Requirement: What is needed is a copy of each line in the listing that contains "with".

Data section:
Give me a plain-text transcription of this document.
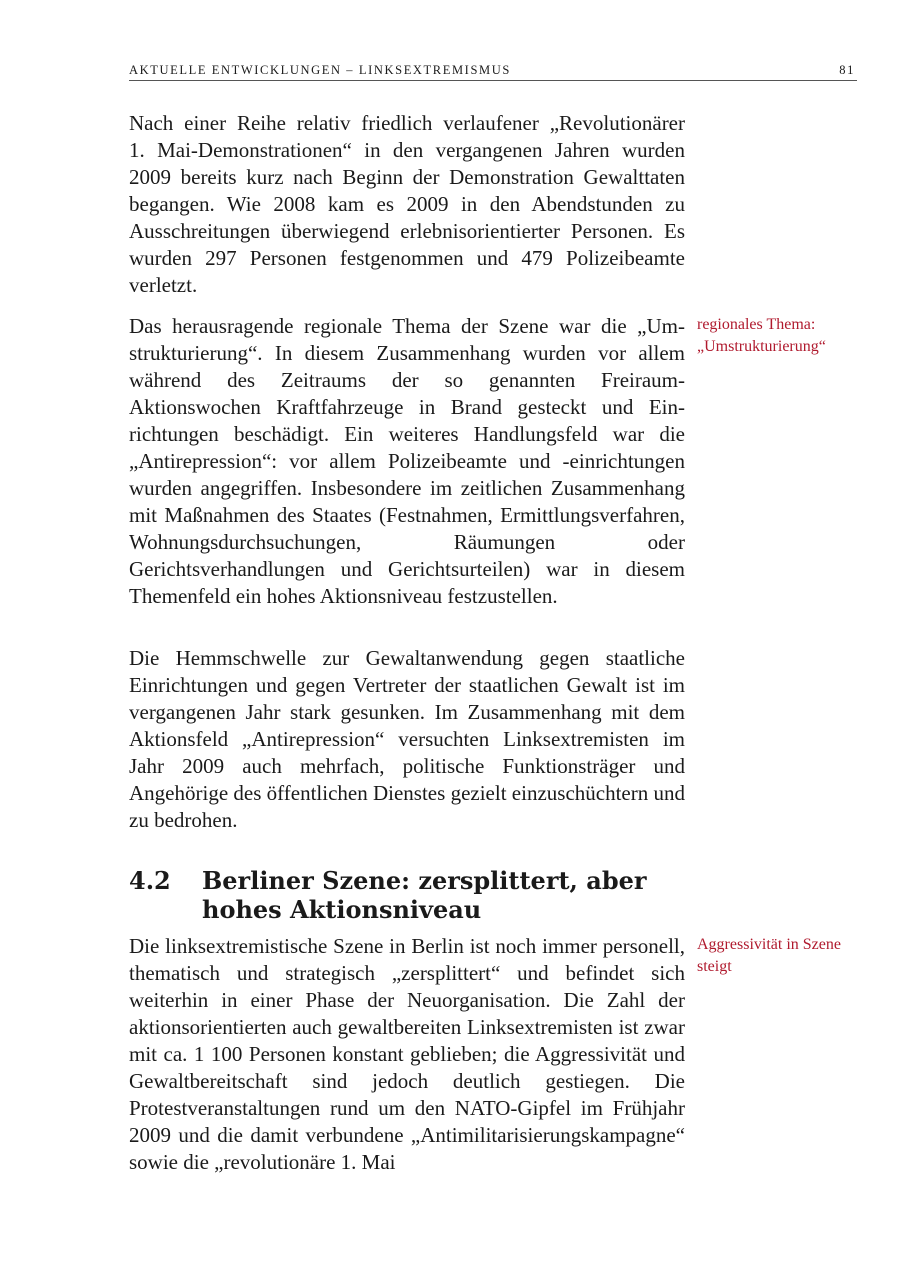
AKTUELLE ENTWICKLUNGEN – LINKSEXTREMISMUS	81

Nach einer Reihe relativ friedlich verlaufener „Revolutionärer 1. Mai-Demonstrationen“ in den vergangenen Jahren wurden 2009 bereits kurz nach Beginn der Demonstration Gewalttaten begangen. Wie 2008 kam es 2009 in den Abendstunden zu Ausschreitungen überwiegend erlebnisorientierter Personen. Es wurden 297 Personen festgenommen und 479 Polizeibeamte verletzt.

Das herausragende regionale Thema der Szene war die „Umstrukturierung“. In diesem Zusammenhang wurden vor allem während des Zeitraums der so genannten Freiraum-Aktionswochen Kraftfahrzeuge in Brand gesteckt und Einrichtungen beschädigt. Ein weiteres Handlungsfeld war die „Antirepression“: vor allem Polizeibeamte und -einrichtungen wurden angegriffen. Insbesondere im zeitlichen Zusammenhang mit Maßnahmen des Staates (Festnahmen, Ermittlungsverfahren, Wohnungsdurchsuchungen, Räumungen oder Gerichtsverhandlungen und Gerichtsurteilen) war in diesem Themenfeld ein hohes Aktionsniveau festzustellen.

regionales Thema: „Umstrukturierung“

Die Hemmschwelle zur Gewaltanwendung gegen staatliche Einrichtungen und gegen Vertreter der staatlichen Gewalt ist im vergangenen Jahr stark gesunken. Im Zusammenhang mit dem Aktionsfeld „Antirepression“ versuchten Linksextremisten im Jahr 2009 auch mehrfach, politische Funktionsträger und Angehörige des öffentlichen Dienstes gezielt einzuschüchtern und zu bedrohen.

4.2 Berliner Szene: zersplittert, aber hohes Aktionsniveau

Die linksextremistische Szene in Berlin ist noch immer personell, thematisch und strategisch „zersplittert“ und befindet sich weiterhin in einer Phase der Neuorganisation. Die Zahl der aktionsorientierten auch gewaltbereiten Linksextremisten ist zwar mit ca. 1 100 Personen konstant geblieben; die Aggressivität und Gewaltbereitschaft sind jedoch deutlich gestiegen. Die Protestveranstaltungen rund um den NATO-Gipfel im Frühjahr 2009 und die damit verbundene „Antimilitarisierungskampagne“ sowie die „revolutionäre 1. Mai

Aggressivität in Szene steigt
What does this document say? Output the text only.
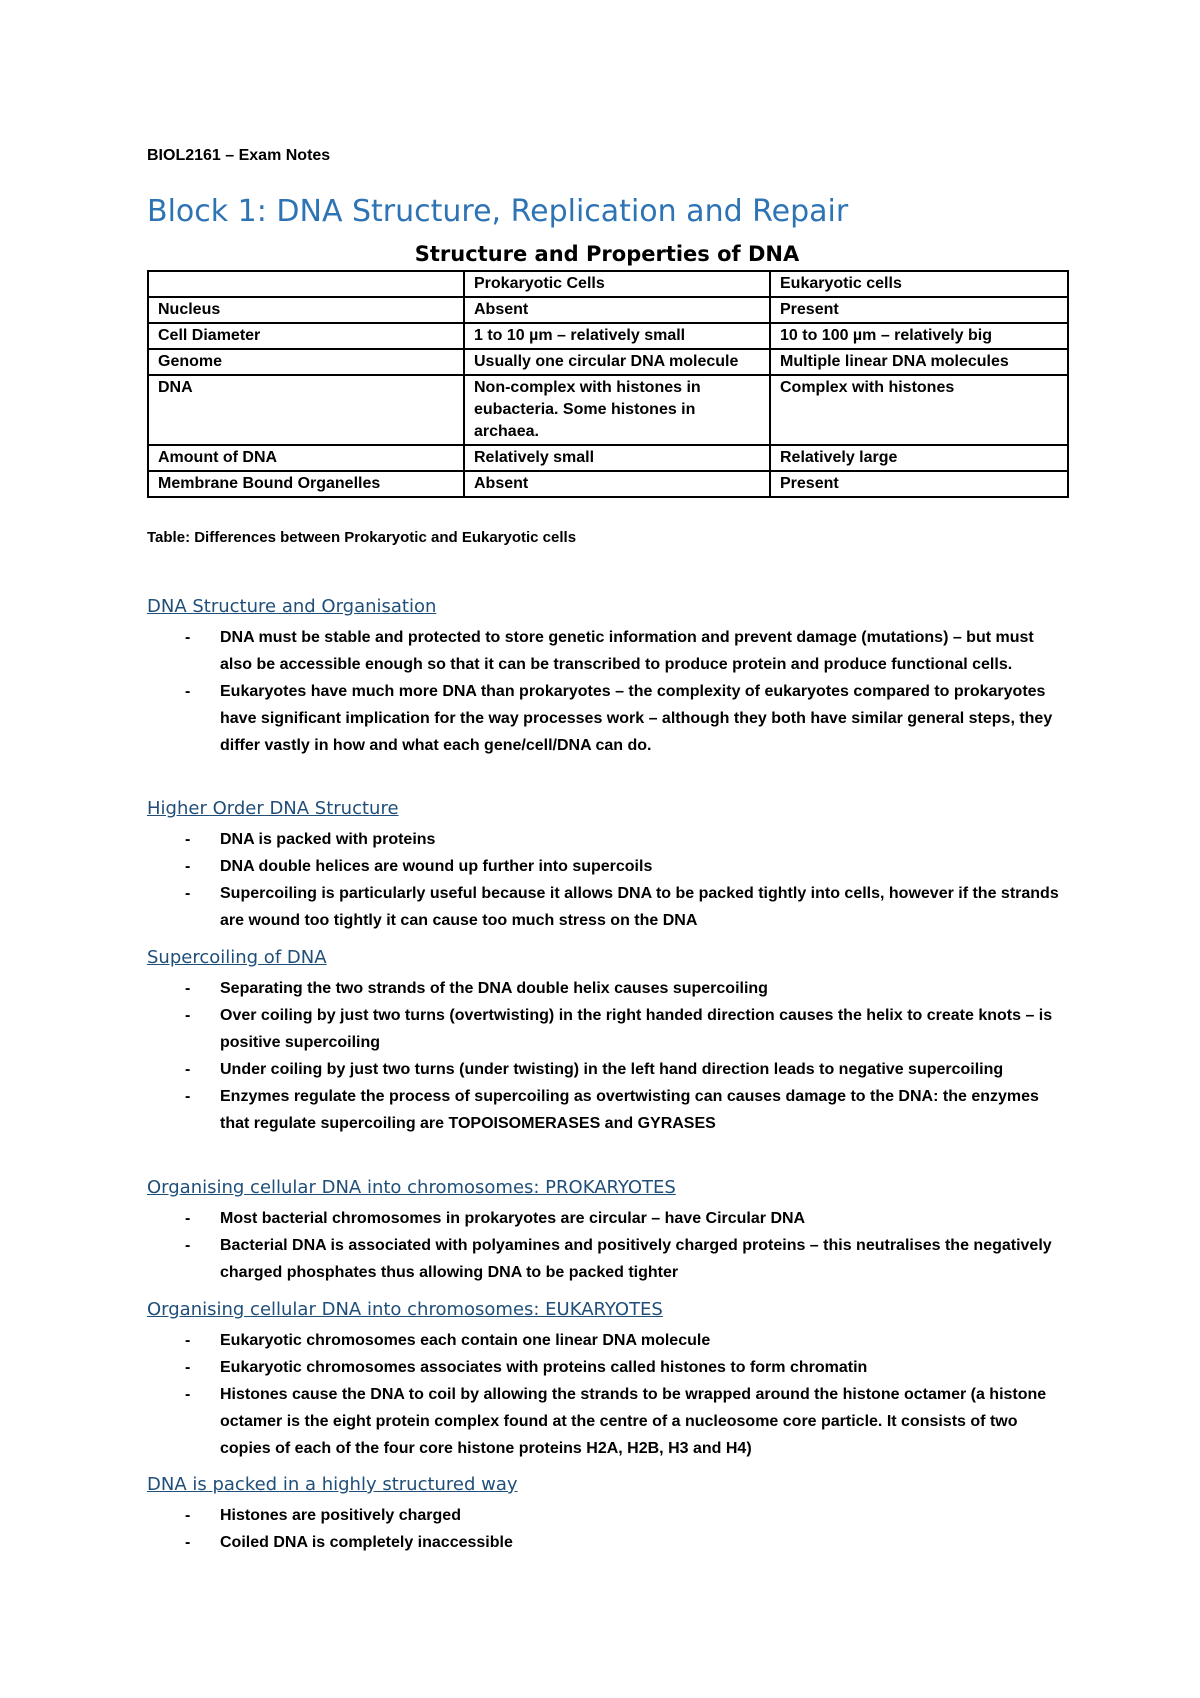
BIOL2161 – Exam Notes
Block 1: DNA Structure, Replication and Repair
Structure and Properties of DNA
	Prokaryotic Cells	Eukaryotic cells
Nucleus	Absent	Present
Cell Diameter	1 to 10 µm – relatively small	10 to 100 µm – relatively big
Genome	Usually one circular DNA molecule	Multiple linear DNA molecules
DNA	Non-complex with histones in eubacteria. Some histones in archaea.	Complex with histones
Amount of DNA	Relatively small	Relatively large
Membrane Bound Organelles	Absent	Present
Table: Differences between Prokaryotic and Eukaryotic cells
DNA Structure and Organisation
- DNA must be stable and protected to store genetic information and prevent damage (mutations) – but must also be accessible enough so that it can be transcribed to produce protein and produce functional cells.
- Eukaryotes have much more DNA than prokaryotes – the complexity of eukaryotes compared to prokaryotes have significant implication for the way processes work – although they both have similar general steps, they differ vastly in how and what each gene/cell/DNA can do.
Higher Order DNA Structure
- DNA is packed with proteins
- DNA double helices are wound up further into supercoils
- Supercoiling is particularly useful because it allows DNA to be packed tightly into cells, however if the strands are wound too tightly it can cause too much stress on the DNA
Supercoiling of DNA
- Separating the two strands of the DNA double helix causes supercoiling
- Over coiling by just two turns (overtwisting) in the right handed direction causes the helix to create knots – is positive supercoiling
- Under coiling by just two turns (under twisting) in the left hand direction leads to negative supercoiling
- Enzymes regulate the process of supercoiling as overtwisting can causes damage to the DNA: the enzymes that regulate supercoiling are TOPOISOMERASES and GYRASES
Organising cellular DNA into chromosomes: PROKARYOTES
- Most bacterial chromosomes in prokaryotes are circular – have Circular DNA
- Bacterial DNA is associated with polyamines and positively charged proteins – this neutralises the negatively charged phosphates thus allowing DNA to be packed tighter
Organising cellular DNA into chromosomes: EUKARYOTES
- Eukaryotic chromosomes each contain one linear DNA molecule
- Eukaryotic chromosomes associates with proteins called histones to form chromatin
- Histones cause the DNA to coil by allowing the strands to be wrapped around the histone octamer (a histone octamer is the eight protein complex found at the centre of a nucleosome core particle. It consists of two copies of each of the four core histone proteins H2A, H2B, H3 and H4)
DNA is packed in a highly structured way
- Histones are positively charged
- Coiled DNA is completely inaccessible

Written response:
DNA	Non-complex with histones in eubacteria. Some histones in archaea.	Complex with histones
- DNA is packed with proteins
- Bacterial DNA is associated with polyamines and positively charged proteins – this neutralises the negatively charged phosphates thus allowing DNA to be packed tighter
- Eukaryotic chromosomes associates with proteins called histones to form chromatin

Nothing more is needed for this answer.